>>

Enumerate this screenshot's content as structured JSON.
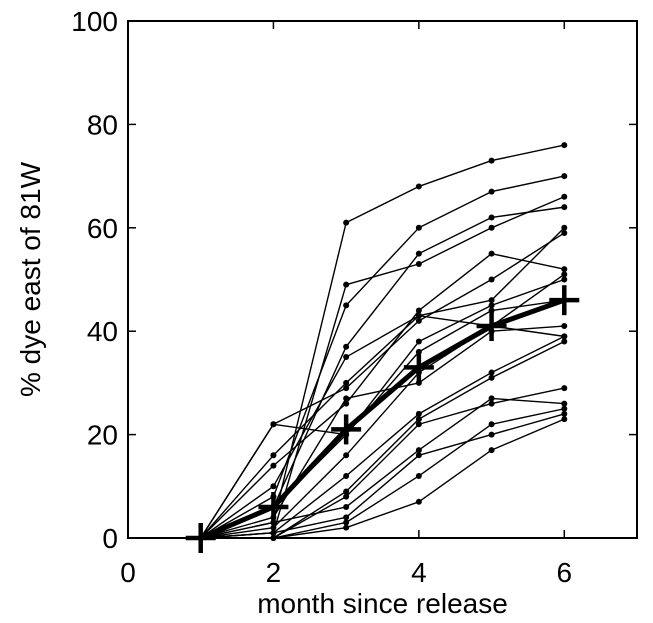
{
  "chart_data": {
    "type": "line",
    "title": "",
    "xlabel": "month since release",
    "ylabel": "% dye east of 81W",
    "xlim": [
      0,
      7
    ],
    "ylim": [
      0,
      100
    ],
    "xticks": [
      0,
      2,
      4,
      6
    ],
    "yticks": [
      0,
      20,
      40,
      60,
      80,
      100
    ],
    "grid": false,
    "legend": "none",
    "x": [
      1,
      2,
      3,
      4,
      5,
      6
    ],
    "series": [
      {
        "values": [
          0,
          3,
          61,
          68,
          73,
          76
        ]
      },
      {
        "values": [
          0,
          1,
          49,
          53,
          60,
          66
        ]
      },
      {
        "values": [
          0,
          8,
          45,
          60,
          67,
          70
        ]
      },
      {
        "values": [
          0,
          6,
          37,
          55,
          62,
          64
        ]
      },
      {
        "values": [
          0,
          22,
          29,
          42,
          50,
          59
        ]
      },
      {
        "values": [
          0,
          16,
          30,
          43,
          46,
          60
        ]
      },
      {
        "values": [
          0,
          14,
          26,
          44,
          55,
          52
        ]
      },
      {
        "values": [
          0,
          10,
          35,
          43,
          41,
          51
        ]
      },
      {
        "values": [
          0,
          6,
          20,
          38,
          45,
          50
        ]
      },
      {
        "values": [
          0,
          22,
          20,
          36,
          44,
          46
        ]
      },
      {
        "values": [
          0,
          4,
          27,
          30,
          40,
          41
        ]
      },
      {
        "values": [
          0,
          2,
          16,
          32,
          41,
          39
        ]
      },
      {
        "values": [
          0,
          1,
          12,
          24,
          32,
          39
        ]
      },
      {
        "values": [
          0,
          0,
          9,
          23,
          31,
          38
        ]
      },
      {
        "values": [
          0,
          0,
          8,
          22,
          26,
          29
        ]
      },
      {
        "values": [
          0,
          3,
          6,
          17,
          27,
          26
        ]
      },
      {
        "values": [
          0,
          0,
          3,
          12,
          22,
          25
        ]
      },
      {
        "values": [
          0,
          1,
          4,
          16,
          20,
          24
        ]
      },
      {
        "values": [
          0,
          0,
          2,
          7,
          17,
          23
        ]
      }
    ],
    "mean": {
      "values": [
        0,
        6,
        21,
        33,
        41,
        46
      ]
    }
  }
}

<<

▶ [Required work]: Return each line of the data, keeping its wording exact and omitting pictures.

▶ [Result for this exercise]:
Enumerate this screenshot's content as structured JSON.
{
  "chart_data": {
    "type": "line",
    "title": "",
    "xlabel": "month since release",
    "ylabel": "% dye east of 81W",
    "xlim": [
      0,
      7
    ],
    "ylim": [
      0,
      100
    ],
    "xticks": [
      0,
      2,
      4,
      6
    ],
    "yticks": [
      0,
      20,
      40,
      60,
      80,
      100
    ],
    "grid": false,
    "legend": "none",
    "x": [
      1,
      2,
      3,
      4,
      5,
      6
    ],
    "series": [
      {
        "values": [
          0,
          3,
          61,
          68,
          73,
          76
        ]
      },
      {
        "values": [
          0,
          1,
          49,
          53,
          60,
          66
        ]
      },
      {
        "values": [
          0,
          8,
          45,
          60,
          67,
          70
        ]
      },
      {
        "values": [
          0,
          6,
          37,
          55,
          62,
          64
        ]
      },
      {
        "values": [
          0,
          22,
          29,
          42,
          50,
          59
        ]
      },
      {
        "values": [
          0,
          16,
          30,
          43,
          46,
          60
        ]
      },
      {
        "values": [
          0,
          14,
          26,
          44,
          55,
          52
        ]
      },
      {
        "values": [
          0,
          10,
          35,
          43,
          41,
          51
        ]
      },
      {
        "values": [
          0,
          6,
          20,
          38,
          45,
          50
        ]
      },
      {
        "values": [
          0,
          22,
          20,
          36,
          44,
          46
        ]
      },
      {
        "values": [
          0,
          4,
          27,
          30,
          40,
          41
        ]
      },
      {
        "values": [
          0,
          2,
          16,
          32,
          41,
          39
        ]
      },
      {
        "values": [
          0,
          1,
          12,
          24,
          32,
          39
        ]
      },
      {
        "values": [
          0,
          0,
          9,
          23,
          31,
          38
        ]
      },
      {
        "values": [
          0,
          0,
          8,
          22,
          26,
          29
        ]
      },
      {
        "values": [
          0,
          3,
          6,
          17,
          27,
          26
        ]
      },
      {
        "values": [
          0,
          0,
          3,
          12,
          22,
          25
        ]
      },
      {
        "values": [
          0,
          1,
          4,
          16,
          20,
          24
        ]
      },
      {
        "values": [
          0,
          0,
          2,
          7,
          17,
          23
        ]
      }
    ],
    "mean": {
      "values": [
        0,
        6,
        21,
        33,
        41,
        46
      ]
    }
  }
}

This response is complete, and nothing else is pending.